WRITTEN PROBLEM
With the images removed, repeat the data below exactly.

Entries with figure data

========================================

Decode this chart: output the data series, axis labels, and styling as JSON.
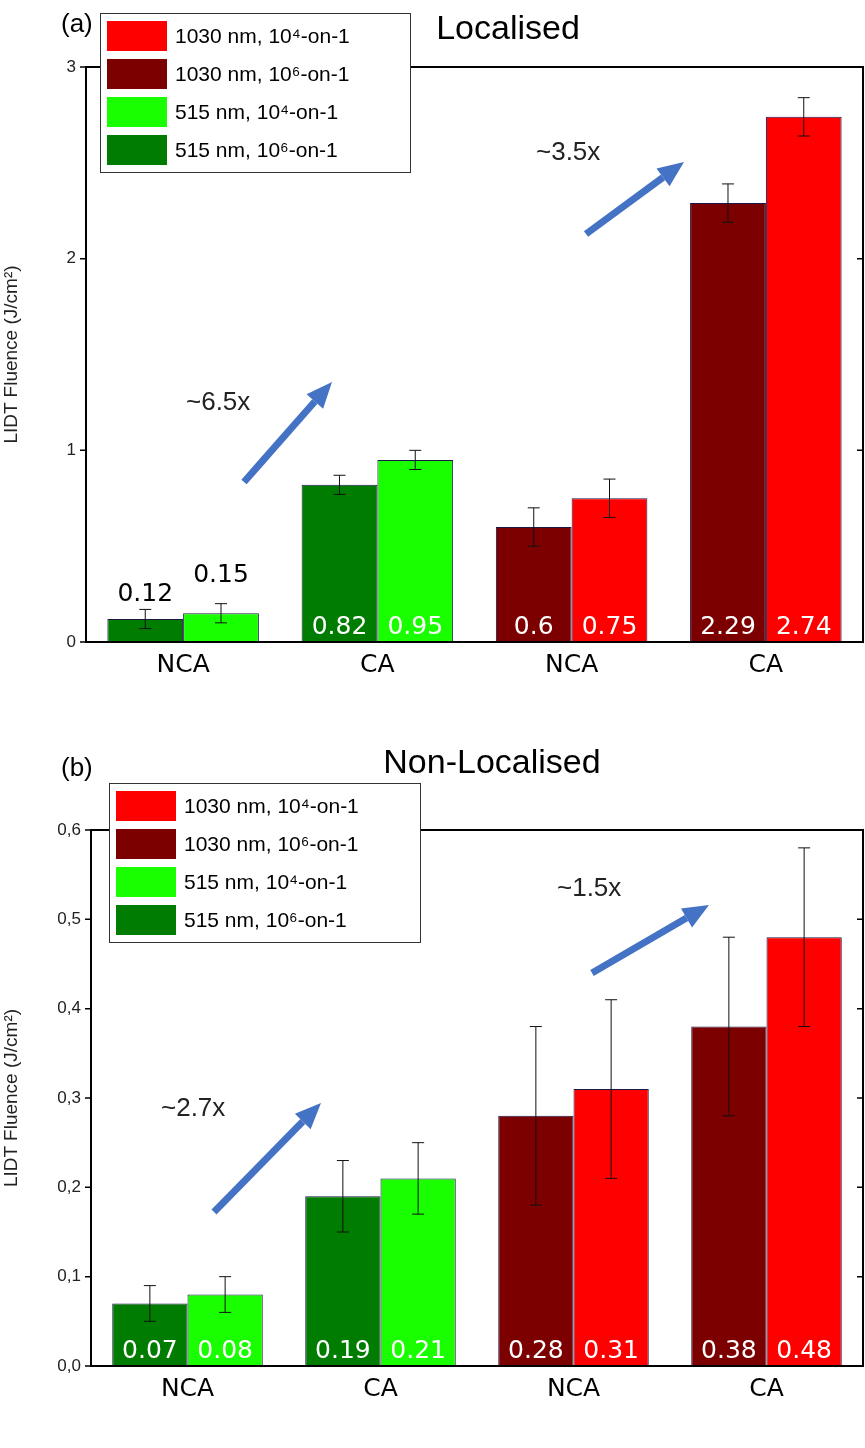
{
  "chart_data": [
    {
      "type": "bar",
      "title": "Localised",
      "ylabel": "LIDT Fluence (J/cm²)",
      "categories": [
        "NCA",
        "CA",
        "NCA",
        "CA"
      ],
      "series": [
        {
          "name": "1030 nm, 10⁴-on-1",
          "color": "#ff0000",
          "values": [
            null,
            null,
            0.75,
            2.74
          ],
          "errors": [
            null,
            null,
            0.1,
            0.1
          ]
        },
        {
          "name": "1030 nm, 10⁶-on-1",
          "color": "#7d0000",
          "values": [
            null,
            null,
            0.6,
            2.29
          ],
          "errors": [
            null,
            null,
            0.1,
            0.1
          ]
        },
        {
          "name": "515 nm, 10⁴-on-1",
          "color": "#1aff00",
          "values": [
            0.15,
            0.95,
            null,
            null
          ],
          "errors": [
            0.05,
            0.05,
            null,
            null
          ]
        },
        {
          "name": "515 nm, 10⁶-on-1",
          "color": "#007c00",
          "values": [
            0.12,
            0.82,
            null,
            null
          ],
          "errors": [
            0.05,
            0.05,
            null,
            null
          ]
        }
      ],
      "ylim": [
        0,
        3
      ],
      "yticks": [
        0,
        1,
        2,
        3
      ],
      "grid": false,
      "legend": "top left",
      "data_labels": true,
      "annotations": [
        "(a)",
        "~6.5x",
        "~3.5x"
      ]
    },
    {
      "type": "bar",
      "title": "Non-Localised",
      "ylabel": "LIDT Fluence (J/cm²)",
      "categories": [
        "NCA",
        "CA",
        "NCA",
        "CA"
      ],
      "series": [
        {
          "name": "1030 nm, 10⁴-on-1",
          "color": "#ff0000",
          "values": [
            null,
            null,
            0.31,
            0.48
          ],
          "errors": [
            null,
            null,
            0.1,
            0.1
          ]
        },
        {
          "name": "1030 nm, 10⁶-on-1",
          "color": "#7d0000",
          "values": [
            null,
            null,
            0.28,
            0.38
          ],
          "errors": [
            null,
            null,
            0.1,
            0.1
          ]
        },
        {
          "name": "515 nm, 10⁴-on-1",
          "color": "#1aff00",
          "values": [
            0.08,
            0.21,
            null,
            null
          ],
          "errors": [
            0.02,
            0.04,
            null,
            null
          ]
        },
        {
          "name": "515 nm, 10⁶-on-1",
          "color": "#007c00",
          "values": [
            0.07,
            0.19,
            null,
            null
          ],
          "errors": [
            0.02,
            0.04,
            null,
            null
          ]
        }
      ],
      "ylim": [
        0,
        0.6
      ],
      "yticks": [
        {
          "value": 0,
          "label": "0,0"
        },
        {
          "value": 0.1,
          "label": "0,1"
        },
        {
          "value": 0.2,
          "label": "0,2"
        },
        {
          "value": 0.3,
          "label": "0,3"
        },
        {
          "value": 0.4,
          "label": "0,4"
        },
        {
          "value": 0.5,
          "label": "0,5"
        },
        {
          "value": 0.6,
          "label": "0,6"
        }
      ],
      "grid": false,
      "legend": "top left",
      "data_labels": true,
      "annotations": [
        "(b)",
        "~2.7x",
        "~1.5x"
      ]
    }
  ]
}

========================================

WORKED SOLUTION
Decode this chart: output the data series, axis labels, and styling as JSON.
{
  "chart_data": [
    {
      "type": "bar",
      "title": "Localised",
      "ylabel": "LIDT Fluence (J/cm²)",
      "categories": [
        "NCA",
        "CA",
        "NCA",
        "CA"
      ],
      "series": [
        {
          "name": "1030 nm, 10⁴-on-1",
          "color": "#ff0000",
          "values": [
            null,
            null,
            0.75,
            2.74
          ],
          "errors": [
            null,
            null,
            0.1,
            0.1
          ]
        },
        {
          "name": "1030 nm, 10⁶-on-1",
          "color": "#7d0000",
          "values": [
            null,
            null,
            0.6,
            2.29
          ],
          "errors": [
            null,
            null,
            0.1,
            0.1
          ]
        },
        {
          "name": "515 nm, 10⁴-on-1",
          "color": "#1aff00",
          "values": [
            0.15,
            0.95,
            null,
            null
          ],
          "errors": [
            0.05,
            0.05,
            null,
            null
          ]
        },
        {
          "name": "515 nm, 10⁶-on-1",
          "color": "#007c00",
          "values": [
            0.12,
            0.82,
            null,
            null
          ],
          "errors": [
            0.05,
            0.05,
            null,
            null
          ]
        }
      ],
      "ylim": [
        0,
        3
      ],
      "yticks": [
        0,
        1,
        2,
        3
      ],
      "grid": false,
      "legend": "top left",
      "data_labels": true,
      "annotations": [
        "(a)",
        "~6.5x",
        "~3.5x"
      ]
    },
    {
      "type": "bar",
      "title": "Non-Localised",
      "ylabel": "LIDT Fluence (J/cm²)",
      "categories": [
        "NCA",
        "CA",
        "NCA",
        "CA"
      ],
      "series": [
        {
          "name": "1030 nm, 10⁴-on-1",
          "color": "#ff0000",
          "values": [
            null,
            null,
            0.31,
            0.48
          ],
          "errors": [
            null,
            null,
            0.1,
            0.1
          ]
        },
        {
          "name": "1030 nm, 10⁶-on-1",
          "color": "#7d0000",
          "values": [
            null,
            null,
            0.28,
            0.38
          ],
          "errors": [
            null,
            null,
            0.1,
            0.1
          ]
        },
        {
          "name": "515 nm, 10⁴-on-1",
          "color": "#1aff00",
          "values": [
            0.08,
            0.21,
            null,
            null
          ],
          "errors": [
            0.02,
            0.04,
            null,
            null
          ]
        },
        {
          "name": "515 nm, 10⁶-on-1",
          "color": "#007c00",
          "values": [
            0.07,
            0.19,
            null,
            null
          ],
          "errors": [
            0.02,
            0.04,
            null,
            null
          ]
        }
      ],
      "ylim": [
        0,
        0.6
      ],
      "yticks": [
        {
          "value": 0,
          "label": "0,0"
        },
        {
          "value": 0.1,
          "label": "0,1"
        },
        {
          "value": 0.2,
          "label": "0,2"
        },
        {
          "value": 0.3,
          "label": "0,3"
        },
        {
          "value": 0.4,
          "label": "0,4"
        },
        {
          "value": 0.5,
          "label": "0,5"
        },
        {
          "value": 0.6,
          "label": "0,6"
        }
      ],
      "grid": false,
      "legend": "top left",
      "data_labels": true,
      "annotations": [
        "(b)",
        "~2.7x",
        "~1.5x"
      ]
    }
  ]
}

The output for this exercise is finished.